Task objective ::
Reproduce the records below in full and without edits, omitting images.

Input records ::
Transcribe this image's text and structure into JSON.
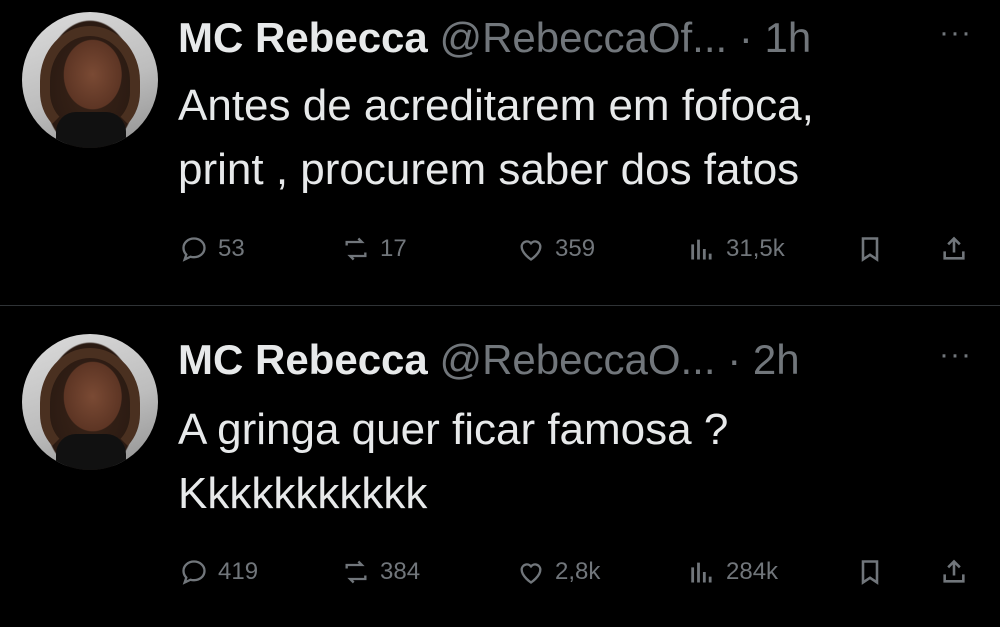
{
  "tweets": [
    {
      "name": "MC Rebecca",
      "handle": "@RebeccaOf...",
      "dot": "·",
      "time": "1h",
      "more": "···",
      "text_line1": "Antes de acreditarem em fofoca,",
      "text_line2": "print , procurem saber dos fatos",
      "replies": "53",
      "retweets": "17",
      "likes": "359",
      "views": "31,5k"
    },
    {
      "name": "MC Rebecca",
      "handle": "@RebeccaO...",
      "dot": "·",
      "time": "2h",
      "more": "···",
      "text_line1": "A gringa quer ficar famosa ?",
      "text_line2": "Kkkkkkkkkkk",
      "replies": "419",
      "retweets": "384",
      "likes": "2,8k",
      "views": "284k"
    }
  ],
  "icons": [
    "reply-icon",
    "retweet-icon",
    "like-icon",
    "views-icon",
    "bookmark-icon",
    "share-icon"
  ],
  "colors": {
    "background": "#000000",
    "text": "#e7e9ea",
    "muted": "#71767b",
    "divider": "#2f3336"
  }
}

Task result ::
Transcribe this image's text and structure into JSON.
{
  "tweets": [
    {
      "name": "MC Rebecca",
      "handle": "@RebeccaOf...",
      "dot": "·",
      "time": "1h",
      "more": "···",
      "text_line1": "Antes de acreditarem em fofoca,",
      "text_line2": "print , procurem saber dos fatos",
      "replies": "53",
      "retweets": "17",
      "likes": "359",
      "views": "31,5k"
    },
    {
      "name": "MC Rebecca",
      "handle": "@RebeccaO...",
      "dot": "·",
      "time": "2h",
      "more": "···",
      "text_line1": "A gringa quer ficar famosa ?",
      "text_line2": "Kkkkkkkkkkk",
      "replies": "419",
      "retweets": "384",
      "likes": "2,8k",
      "views": "284k"
    }
  ],
  "icons": [
    "reply-icon",
    "retweet-icon",
    "like-icon",
    "views-icon",
    "bookmark-icon",
    "share-icon"
  ],
  "colors": {
    "background": "#000000",
    "text": "#e7e9ea",
    "muted": "#71767b",
    "divider": "#2f3336"
  }
}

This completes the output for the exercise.